"Pólo Sul", por Roald Amundsen
Na virada do século XIX para o século XX, o mundo civilizado ainda tinha uma última barreira de "ignorância geográfica" a ser derrubada. Os pólos terrestres. Até mil novecentos e poeira, nenhum ser humano lograra atingir qualquer um dos polos. Por isso, o obstinado capitão norueguês Roald Amundsen estava determinado a ser o primeiro a chegar ao Pólo Norte.
Era relativamente "perto" de casa. Afinal de contas, poucos países estão situados tão próximos do Pólo Norte como a Noruega. E Amundsen já carregava uma bagagem considerável de informações árticas. Em 1903 participara da expedição que fora a primeira a encontrar a Passagem Noroeste pelo Pólo, ligando o Atlântico ao Pacífico. Ficara três anos na região, estudando a rotina esquimó.
Prosseguindo em sua obsessão em se tornar um célebre desbravador, em 1909 começou a preparar a viagem que levaria a Noruega a ser a primeira nação a fincar a bandeira no Pólo Norte. Mas deu ruim. Enquanto se dedicava aos preparativos, chegou aos seus ouvidos a notícia de que o norte-americano Robert Peary havia posto os pés lá (posteriormente outro norte-americano, Frederick Cook, alegou ter pisado no Pólo Norte um ano antes de Peary, a parada acabou em barraco).
Tendo já arrecadado uma enorme soma a título de patrocínio para a viagem de "descobrimento" do Pólo Norte, Amundsen mudou radicalmente de planos. Não via sentido em gastar mundos e fundos para ir a um lugar onde não haveria ineditismo e sua consequente glória. Resolveu rumar no sentido oposto, ir lá para baixo, e se tornar o primeiro homem a pisar no Pólo Sul.
O problema é que já havia um outro maluco a caminho. A expedição inglesa do capitão Robert Scott.
Sem revelar nada a ninguém - sequer a seus patrocinadores -, Amundsen prosseguiu nos preparativos para a sua aventura. Enquanto todos pensavam que ele iria para o Norte, seu destino era o Sul. A própria tripulação só soube depois que estavam embarcados e navegando.
Scott, o oponente, soube também tardiamente da decisão de Amundsen. Além de alertado por um telegrama do próprio, ainda houve um encontro inusitado na Baía das Baleias. O Terra Nova dos ingleses vadeava à procura de um local para o acampamento de inverno. Avistaram um navio ancorado - era o Fram, a embarcação rival. De boa. Nada de atritos. Trocaram amabilidades e chegaram a se visitar.
Amundsen e seus oito homens hibernaram ali mesmo. O ócio, o vento e o frio congelante estimularam a equipe a construir uma vasta rede de túneis no solo antártico, ligando subterraneamente mais de uma dezena de galpões de trabalho, que incluiam carpintaria, oficina de costura, estoque de roupas, observatório astronômico, depósito de lenha e até uma sauna.

......

### Tarefas a cumprir
[A] Responda, com base no texto sobre Roald Amundsen:
(i) Em que ano Amundsen participou da expedição que foi a primeira a encontrar a Passagem Noroeste?
(ii) Qual era o nome do navio da expedição inglesa?
(iii) Com quantos homens Amundsen hibernou?
[B] Reproduza fielmente o trecho do texto sobre Roald Amundsen que vai de "O problema é" até "a se visitar.".

......

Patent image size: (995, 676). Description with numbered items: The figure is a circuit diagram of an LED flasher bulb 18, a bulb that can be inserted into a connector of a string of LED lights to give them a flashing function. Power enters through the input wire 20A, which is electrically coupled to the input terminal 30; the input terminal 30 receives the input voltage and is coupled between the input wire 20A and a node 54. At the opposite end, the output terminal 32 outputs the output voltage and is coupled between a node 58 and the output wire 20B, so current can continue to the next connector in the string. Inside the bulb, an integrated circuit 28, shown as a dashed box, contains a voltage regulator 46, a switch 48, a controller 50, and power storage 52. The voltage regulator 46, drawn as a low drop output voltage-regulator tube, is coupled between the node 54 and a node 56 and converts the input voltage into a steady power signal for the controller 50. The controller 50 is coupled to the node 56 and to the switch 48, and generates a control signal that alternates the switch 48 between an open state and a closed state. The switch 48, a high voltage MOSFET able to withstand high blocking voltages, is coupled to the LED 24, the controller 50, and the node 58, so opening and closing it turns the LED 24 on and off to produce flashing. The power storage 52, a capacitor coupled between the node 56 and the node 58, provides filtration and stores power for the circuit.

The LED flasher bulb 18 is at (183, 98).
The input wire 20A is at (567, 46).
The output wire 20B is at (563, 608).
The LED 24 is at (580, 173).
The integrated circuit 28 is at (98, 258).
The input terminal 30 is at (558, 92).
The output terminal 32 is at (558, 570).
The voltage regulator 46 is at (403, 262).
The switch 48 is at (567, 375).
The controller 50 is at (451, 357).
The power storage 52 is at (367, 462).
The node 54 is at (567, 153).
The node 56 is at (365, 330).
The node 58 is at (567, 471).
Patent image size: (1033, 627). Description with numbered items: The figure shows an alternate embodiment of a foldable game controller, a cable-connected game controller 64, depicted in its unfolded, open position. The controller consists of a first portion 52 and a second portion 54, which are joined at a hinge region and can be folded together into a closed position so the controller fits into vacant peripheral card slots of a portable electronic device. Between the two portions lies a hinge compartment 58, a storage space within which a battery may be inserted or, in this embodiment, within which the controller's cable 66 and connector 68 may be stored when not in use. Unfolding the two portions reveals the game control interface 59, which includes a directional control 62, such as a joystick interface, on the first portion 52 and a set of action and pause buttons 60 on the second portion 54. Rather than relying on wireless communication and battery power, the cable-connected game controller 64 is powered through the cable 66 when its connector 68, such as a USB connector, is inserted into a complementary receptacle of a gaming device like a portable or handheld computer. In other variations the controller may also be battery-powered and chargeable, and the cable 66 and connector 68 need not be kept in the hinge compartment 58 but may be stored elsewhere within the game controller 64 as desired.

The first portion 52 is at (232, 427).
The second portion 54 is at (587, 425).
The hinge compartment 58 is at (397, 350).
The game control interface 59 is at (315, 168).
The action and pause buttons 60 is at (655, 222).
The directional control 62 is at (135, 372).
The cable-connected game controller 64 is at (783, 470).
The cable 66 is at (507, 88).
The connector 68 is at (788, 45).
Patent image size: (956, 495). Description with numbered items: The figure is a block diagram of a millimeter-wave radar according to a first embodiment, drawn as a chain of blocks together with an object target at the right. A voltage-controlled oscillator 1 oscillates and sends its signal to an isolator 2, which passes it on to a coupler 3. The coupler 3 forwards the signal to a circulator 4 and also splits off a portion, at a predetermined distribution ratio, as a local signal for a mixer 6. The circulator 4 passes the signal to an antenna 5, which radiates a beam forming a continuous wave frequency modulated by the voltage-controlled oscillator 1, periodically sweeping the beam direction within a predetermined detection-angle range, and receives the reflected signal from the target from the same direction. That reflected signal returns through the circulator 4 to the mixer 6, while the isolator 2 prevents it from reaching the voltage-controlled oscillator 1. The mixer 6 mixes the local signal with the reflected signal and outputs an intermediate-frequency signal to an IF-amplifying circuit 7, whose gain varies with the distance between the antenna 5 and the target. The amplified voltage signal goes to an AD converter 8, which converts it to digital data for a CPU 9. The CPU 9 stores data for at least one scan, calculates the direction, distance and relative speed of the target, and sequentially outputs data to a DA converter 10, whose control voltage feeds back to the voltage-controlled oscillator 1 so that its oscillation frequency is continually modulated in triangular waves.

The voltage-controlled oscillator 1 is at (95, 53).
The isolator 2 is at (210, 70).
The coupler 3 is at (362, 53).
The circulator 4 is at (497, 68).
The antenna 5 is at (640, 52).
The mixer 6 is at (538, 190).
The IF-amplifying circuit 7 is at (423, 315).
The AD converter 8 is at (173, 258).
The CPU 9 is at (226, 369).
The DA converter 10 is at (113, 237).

......

### Respostas das tarefas
[A]
(i) Em 1903.
(ii) Terra Nova.
(iii) Com oito homens.

[B]
O problema é que já havia um outro maluco a caminho. A expedição inglesa do capitão Robert Scott.
Sem revelar nada a ninguém - sequer a seus patrocinadores -, Amundsen prosseguiu nos preparativos para a sua aventura. Enquanto todos pensavam que ele iria para o Norte, seu destino era o Sul. A própria tripulação só soube depois que estavam embarcados e navegando.
Scott, o oponente, soube também tardiamente da decisão de Amundsen. Além de alertado por um telegrama do próprio, ainda houve um encontro inusitado na Baía das Baleias. O Terra Nova dos ingleses vadeava à procura de um local para o acampamento de inverno. Avistaram um navio ancorado - era o Fram, a embarcação rival. De boa. Nada de atritos. Trocaram amabilidades e chegaram a se visitar.